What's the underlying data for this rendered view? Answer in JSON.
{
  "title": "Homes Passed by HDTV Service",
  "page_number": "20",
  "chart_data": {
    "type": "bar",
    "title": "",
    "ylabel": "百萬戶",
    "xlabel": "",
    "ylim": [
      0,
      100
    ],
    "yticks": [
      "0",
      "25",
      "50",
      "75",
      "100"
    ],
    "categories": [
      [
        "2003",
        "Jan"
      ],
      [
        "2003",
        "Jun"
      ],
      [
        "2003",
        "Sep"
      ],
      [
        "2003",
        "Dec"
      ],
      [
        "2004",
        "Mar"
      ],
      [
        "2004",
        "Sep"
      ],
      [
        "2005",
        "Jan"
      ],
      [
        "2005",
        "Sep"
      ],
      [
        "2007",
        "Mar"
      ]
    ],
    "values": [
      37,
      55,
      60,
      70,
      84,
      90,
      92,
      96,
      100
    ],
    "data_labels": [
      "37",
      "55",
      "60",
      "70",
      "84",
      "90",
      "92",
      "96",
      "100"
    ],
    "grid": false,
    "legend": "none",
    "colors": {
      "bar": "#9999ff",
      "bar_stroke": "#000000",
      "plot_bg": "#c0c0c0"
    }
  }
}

━━━━━━━━━━

*What the task asks*. Copy all of the data exactly.

*Completed task*.
What's the underlying data for this rendered view? Answer in JSON.
{
  "title": "Homes Passed by HDTV Service",
  "page_number": "20",
  "chart_data": {
    "type": "bar",
    "title": "",
    "ylabel": "百萬戶",
    "xlabel": "",
    "ylim": [
      0,
      100
    ],
    "yticks": [
      "0",
      "25",
      "50",
      "75",
      "100"
    ],
    "categories": [
      [
        "2003",
        "Jan"
      ],
      [
        "2003",
        "Jun"
      ],
      [
        "2003",
        "Sep"
      ],
      [
        "2003",
        "Dec"
      ],
      [
        "2004",
        "Mar"
      ],
      [
        "2004",
        "Sep"
      ],
      [
        "2005",
        "Jan"
      ],
      [
        "2005",
        "Sep"
      ],
      [
        "2007",
        "Mar"
      ]
    ],
    "values": [
      37,
      55,
      60,
      70,
      84,
      90,
      92,
      96,
      100
    ],
    "data_labels": [
      "37",
      "55",
      "60",
      "70",
      "84",
      "90",
      "92",
      "96",
      "100"
    ],
    "grid": false,
    "legend": "none",
    "colors": {
      "bar": "#9999ff",
      "bar_stroke": "#000000",
      "plot_bg": "#c0c0c0"
    }
  }
}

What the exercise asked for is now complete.